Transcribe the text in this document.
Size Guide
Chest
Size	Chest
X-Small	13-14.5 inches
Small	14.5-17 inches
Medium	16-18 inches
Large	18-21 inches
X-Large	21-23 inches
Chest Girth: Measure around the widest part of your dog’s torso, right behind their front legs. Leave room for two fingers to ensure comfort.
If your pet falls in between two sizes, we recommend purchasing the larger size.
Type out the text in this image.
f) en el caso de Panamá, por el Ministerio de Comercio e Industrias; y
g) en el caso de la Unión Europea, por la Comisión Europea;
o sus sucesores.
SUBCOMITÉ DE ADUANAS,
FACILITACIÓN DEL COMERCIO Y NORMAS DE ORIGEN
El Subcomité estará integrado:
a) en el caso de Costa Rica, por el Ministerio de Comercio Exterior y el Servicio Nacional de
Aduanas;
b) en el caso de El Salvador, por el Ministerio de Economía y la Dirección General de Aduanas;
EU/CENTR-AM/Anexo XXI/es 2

_WHAT YOU SHOULD DO_: Looking at the data above, show all lines where the word "inches" occurs.

_RESULT OF THE TASK_:
X-Small	13-14.5 inches
Small	14.5-17 inches
Medium	16-18 inches
Large	18-21 inches
X-Large	21-23 inches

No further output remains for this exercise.